* Stored data
┄┄┄┄┄┄┄┄┄┄┄┄┄┄┄┄┄┄┄┄

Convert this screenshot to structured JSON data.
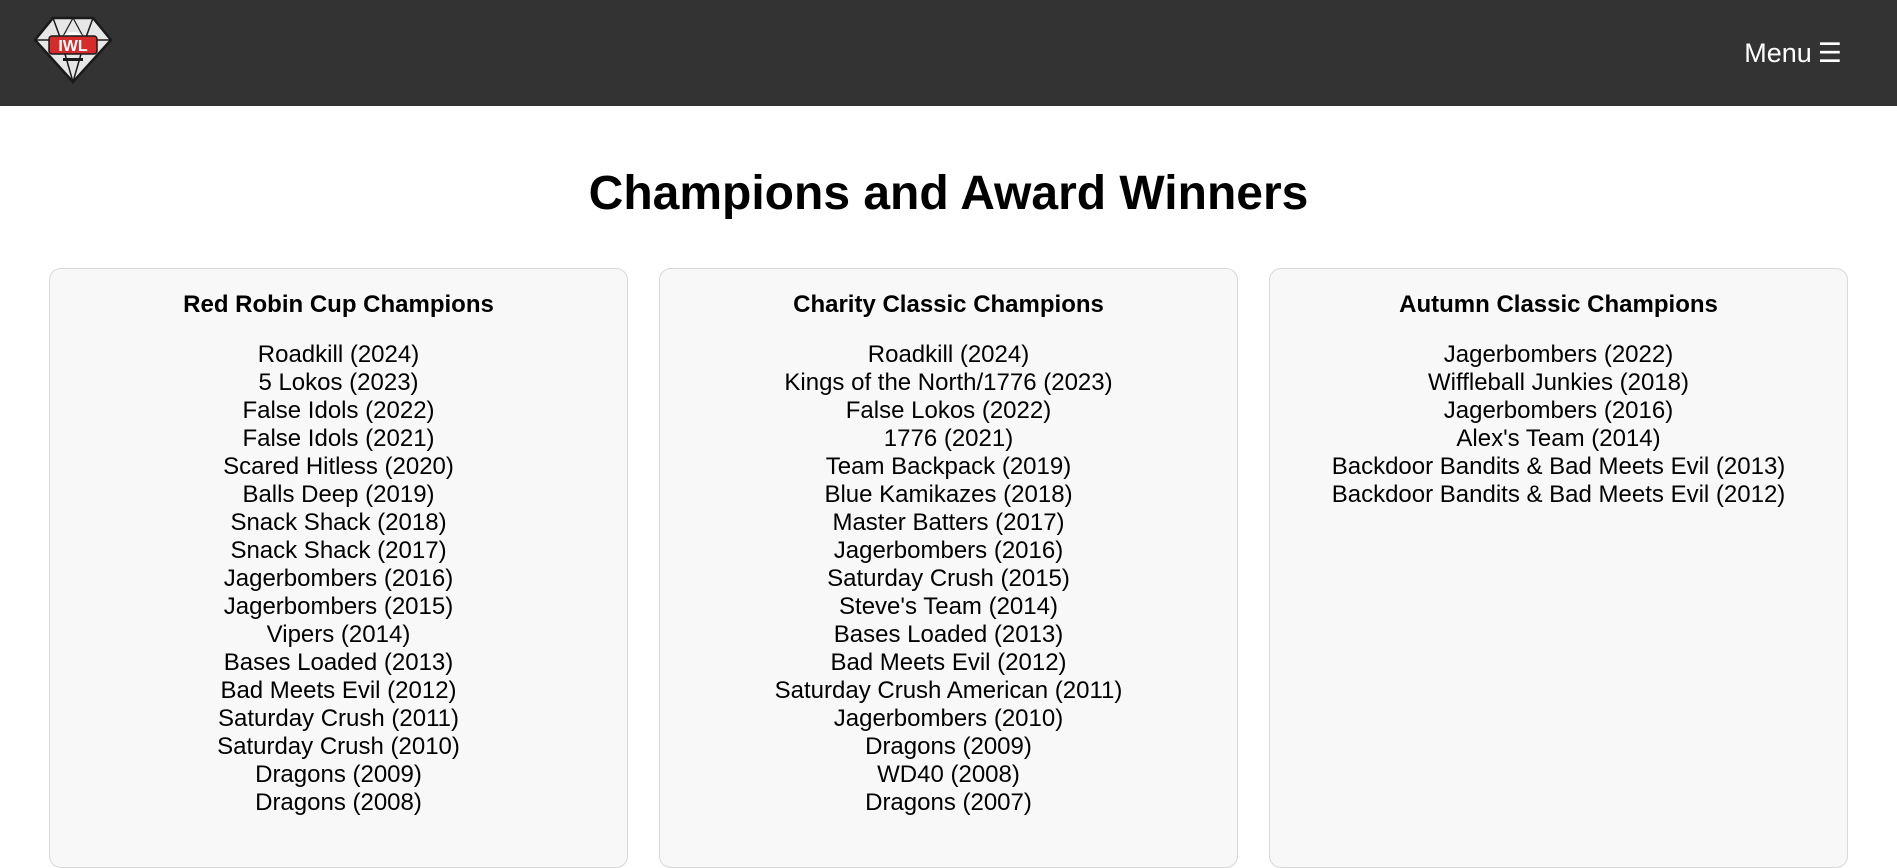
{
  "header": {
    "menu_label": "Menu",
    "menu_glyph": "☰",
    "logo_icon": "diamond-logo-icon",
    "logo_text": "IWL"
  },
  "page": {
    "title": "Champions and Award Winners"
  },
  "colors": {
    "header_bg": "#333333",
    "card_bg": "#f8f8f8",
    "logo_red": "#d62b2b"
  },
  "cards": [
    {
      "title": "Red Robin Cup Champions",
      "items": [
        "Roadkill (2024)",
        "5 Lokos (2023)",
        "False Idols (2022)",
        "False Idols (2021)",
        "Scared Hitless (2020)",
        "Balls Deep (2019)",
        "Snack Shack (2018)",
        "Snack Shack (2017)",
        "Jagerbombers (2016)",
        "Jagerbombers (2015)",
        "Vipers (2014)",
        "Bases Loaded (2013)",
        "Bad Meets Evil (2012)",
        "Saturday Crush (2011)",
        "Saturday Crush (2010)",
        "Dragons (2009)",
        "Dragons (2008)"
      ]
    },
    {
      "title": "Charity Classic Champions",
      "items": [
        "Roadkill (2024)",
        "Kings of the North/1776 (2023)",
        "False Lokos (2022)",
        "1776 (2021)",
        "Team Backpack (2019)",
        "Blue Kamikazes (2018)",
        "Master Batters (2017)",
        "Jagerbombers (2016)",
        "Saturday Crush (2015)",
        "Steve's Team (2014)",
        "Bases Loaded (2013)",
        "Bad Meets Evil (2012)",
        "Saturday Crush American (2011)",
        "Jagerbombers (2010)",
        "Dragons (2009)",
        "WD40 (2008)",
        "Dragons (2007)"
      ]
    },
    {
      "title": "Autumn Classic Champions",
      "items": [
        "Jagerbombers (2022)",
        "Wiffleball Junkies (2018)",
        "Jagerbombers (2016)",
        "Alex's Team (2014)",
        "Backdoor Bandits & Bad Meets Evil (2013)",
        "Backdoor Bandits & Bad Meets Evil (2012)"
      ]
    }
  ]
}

┄┄┄┄┄┄┄┄┄┄┄┄┄┄┄┄┄┄┄┄

* WHAT TO DO
Report the number of lines in the entries above that include the word "Bandits" and add nothing to it.

* TASK RESPONSE
2